* [WORK TO BE COMPLETED]
Reproduce all the entries exactly.

* [INPUT ROWS]
***

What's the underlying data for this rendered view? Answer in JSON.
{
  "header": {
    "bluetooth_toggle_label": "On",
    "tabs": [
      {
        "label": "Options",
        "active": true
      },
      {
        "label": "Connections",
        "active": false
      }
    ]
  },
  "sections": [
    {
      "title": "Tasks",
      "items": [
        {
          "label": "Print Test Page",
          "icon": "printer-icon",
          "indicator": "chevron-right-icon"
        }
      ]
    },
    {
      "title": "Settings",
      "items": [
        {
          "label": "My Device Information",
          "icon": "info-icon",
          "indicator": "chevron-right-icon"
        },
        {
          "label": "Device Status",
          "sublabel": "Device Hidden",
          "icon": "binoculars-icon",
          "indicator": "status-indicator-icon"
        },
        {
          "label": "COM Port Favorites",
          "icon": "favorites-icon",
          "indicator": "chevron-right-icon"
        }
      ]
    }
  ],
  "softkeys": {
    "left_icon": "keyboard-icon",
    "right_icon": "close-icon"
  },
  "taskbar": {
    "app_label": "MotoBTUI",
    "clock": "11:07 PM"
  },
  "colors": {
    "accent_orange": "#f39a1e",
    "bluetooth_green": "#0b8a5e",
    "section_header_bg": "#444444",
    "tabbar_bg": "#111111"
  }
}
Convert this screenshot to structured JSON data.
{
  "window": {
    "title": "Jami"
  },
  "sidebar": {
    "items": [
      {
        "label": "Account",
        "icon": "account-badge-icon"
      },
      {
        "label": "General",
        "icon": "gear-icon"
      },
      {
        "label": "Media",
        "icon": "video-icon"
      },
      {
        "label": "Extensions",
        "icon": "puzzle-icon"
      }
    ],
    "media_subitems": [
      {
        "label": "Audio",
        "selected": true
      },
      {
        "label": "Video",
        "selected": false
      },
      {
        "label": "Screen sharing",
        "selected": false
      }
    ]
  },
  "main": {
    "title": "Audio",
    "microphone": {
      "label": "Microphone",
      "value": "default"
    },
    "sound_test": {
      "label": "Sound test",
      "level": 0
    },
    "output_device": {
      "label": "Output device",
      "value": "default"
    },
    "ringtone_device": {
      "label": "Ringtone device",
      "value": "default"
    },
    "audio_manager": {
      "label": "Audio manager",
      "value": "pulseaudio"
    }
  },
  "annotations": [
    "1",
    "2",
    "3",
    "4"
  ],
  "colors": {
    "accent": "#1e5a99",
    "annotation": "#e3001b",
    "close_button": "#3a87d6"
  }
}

***

* [PROBLEM SOLUTION]
What's the underlying data for this rendered view? Answer in JSON.
{
  "header": {
    "bluetooth_toggle_label": "On",
    "tabs": [
      {
        "label": "Options",
        "active": true
      },
      {
        "label": "Connections",
        "active": false
      }
    ]
  },
  "sections": [
    {
      "title": "Tasks",
      "items": [
        {
          "label": "Print Test Page",
          "icon": "printer-icon",
          "indicator": "chevron-right-icon"
        }
      ]
    },
    {
      "title": "Settings",
      "items": [
        {
          "label": "My Device Information",
          "icon": "info-icon",
          "indicator": "chevron-right-icon"
        },
        {
          "label": "Device Status",
          "sublabel": "Device Hidden",
          "icon": "binoculars-icon",
          "indicator": "status-indicator-icon"
        },
        {
          "label": "COM Port Favorites",
          "icon": "favorites-icon",
          "indicator": "chevron-right-icon"
        }
      ]
    }
  ],
  "softkeys": {
    "left_icon": "keyboard-icon",
    "right_icon": "close-icon"
  },
  "taskbar": {
    "app_label": "MotoBTUI",
    "clock": "11:07 PM"
  },
  "colors": {
    "accent_orange": "#f39a1e",
    "bluetooth_green": "#0b8a5e",
    "section_header_bg": "#444444",
    "tabbar_bg": "#111111"
  }
}
Convert this screenshot to structured JSON data.
{
  "window": {
    "title": "Jami"
  },
  "sidebar": {
    "items": [
      {
        "label": "Account",
        "icon": "account-badge-icon"
      },
      {
        "label": "General",
        "icon": "gear-icon"
      },
      {
        "label": "Media",
        "icon": "video-icon"
      },
      {
        "label": "Extensions",
        "icon": "puzzle-icon"
      }
    ],
    "media_subitems": [
      {
        "label": "Audio",
        "selected": true
      },
      {
        "label": "Video",
        "selected": false
      },
      {
        "label": "Screen sharing",
        "selected": false
      }
    ]
  },
  "main": {
    "title": "Audio",
    "microphone": {
      "label": "Microphone",
      "value": "default"
    },
    "sound_test": {
      "label": "Sound test",
      "level": 0
    },
    "output_device": {
      "label": "Output device",
      "value": "default"
    },
    "ringtone_device": {
      "label": "Ringtone device",
      "value": "default"
    },
    "audio_manager": {
      "label": "Audio manager",
      "value": "pulseaudio"
    }
  },
  "annotations": [
    "1",
    "2",
    "3",
    "4"
  ],
  "colors": {
    "accent": "#1e5a99",
    "annotation": "#e3001b",
    "close_button": "#3a87d6"
  }
}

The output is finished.